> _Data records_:
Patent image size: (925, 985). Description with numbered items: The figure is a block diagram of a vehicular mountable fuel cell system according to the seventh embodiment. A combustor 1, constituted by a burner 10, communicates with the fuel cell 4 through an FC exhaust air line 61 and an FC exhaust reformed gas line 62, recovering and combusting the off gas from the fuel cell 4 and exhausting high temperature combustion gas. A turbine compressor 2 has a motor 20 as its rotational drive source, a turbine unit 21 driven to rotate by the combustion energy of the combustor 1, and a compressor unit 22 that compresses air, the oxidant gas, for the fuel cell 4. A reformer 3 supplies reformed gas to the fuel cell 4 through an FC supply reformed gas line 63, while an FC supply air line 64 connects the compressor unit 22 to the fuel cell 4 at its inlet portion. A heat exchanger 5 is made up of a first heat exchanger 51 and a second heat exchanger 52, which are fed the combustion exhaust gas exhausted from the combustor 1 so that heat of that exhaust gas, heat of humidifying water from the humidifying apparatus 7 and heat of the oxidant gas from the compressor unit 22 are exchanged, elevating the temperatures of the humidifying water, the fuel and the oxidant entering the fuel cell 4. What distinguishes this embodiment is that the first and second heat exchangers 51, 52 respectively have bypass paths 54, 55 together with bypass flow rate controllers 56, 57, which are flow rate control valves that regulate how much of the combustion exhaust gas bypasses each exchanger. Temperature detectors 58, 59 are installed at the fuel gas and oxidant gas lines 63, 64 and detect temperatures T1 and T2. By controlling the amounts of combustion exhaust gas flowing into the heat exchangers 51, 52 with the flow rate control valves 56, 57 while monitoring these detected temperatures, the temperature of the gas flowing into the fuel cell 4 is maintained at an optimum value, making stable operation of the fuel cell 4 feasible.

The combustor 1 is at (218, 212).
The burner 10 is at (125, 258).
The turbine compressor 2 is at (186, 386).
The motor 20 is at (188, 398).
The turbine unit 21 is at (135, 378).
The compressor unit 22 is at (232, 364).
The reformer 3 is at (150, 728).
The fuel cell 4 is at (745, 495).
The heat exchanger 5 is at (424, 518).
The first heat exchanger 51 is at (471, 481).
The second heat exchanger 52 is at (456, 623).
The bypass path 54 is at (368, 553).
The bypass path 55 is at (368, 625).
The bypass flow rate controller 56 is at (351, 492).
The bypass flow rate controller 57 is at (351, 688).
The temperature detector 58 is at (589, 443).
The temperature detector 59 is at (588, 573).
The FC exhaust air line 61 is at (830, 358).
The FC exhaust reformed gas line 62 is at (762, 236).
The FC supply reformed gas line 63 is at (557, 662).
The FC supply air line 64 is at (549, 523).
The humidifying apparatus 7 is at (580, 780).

> _WHAT YOU NEED TO DO_: Turn every line of the rows above into a numbered list, leaving out any blank lines.

> _THE SOLUTION_:
1. Patent image size: (925, 985). Description with numbered items: The figure is a block diagram of a vehicular mountable fuel cell system according to the seventh embodiment. A combustor 1, constituted by a burner 10, communicates with the fuel cell 4 through an FC exhaust air line 61 and an FC exhaust reformed gas line 62, recovering and combusting the off gas from the fuel cell 4 and exhausting high temperature combustion gas. A turbine compressor 2 has a motor 20 as its rotational drive source, a turbine unit 21 driven to rotate by the combustion energy of the combustor 1, and a compressor unit 22 that compresses air, the oxidant gas, for the fuel cell 4. A reformer 3 supplies reformed gas to the fuel cell 4 through an FC supply reformed gas line 63, while an FC supply air line 64 connects the compressor unit 22 to the fuel cell 4 at its inlet portion. A heat exchanger 5 is made up of a first heat exchanger 51 and a second heat exchanger 52, which are fed the combustion exhaust gas exhausted from the combustor 1 so that heat of that exhaust gas, heat of humidifying water from the humidifying apparatus 7 and heat of the oxidant gas from the compressor unit 22 are exchanged, elevating the temperatures of the humidifying water, the fuel and the oxidant entering the fuel cell 4. What distinguishes this embodiment is that the first and second heat exchangers 51, 52 respectively have bypass paths 54, 55 together with bypass flow rate controllers 56, 57, which are flow rate control valves that regulate how much of the combustion exhaust gas bypasses each exchanger. Temperature detectors 58, 59 are installed at the fuel gas and oxidant gas lines 63, 64 and detect temperatures T1 and T2. By controlling the amounts of combustion exhaust gas flowing into the heat exchangers 51, 52 with the flow rate control valves 56, 57 while monitoring these detected temperatures, the temperature of the gas flowing into the fuel cell 4 is maintained at an optimum value, making stable operation of the fuel cell 4 feasible.
2. The combustor 1 is at (218, 212).
3. The burner 10 is at (125, 258).
4. The turbine compressor 2 is at (186, 386).
5. The motor 20 is at (188, 398).
6. The turbine unit 21 is at (135, 378).
7. The compressor unit 22 is at (232, 364).
8. The reformer 3 is at (150, 728).
9. The fuel cell 4 is at (745, 495).
10. The heat exchanger 5 is at (424, 518).
11. The first heat exchanger 51 is at (471, 481).
12. The second heat exchanger 52 is at (456, 623).
13. The bypass path 54 is at (368, 553).
14. The bypass path 55 is at (368, 625).
15. The bypass flow rate controller 56 is at (351, 492).
16. The bypass flow rate controller 57 is at (351, 688).
17. The temperature detector 58 is at (589, 443).
18. The temperature detector 59 is at (588, 573).
19. The FC exhaust air line 61 is at (830, 358).
20. The FC exhaust reformed gas line 62 is at (762, 236).
21. The FC supply reformed gas line 63 is at (557, 662).
22. The FC supply air line 64 is at (549, 523).
23. The humidifying apparatus 7 is at (580, 780).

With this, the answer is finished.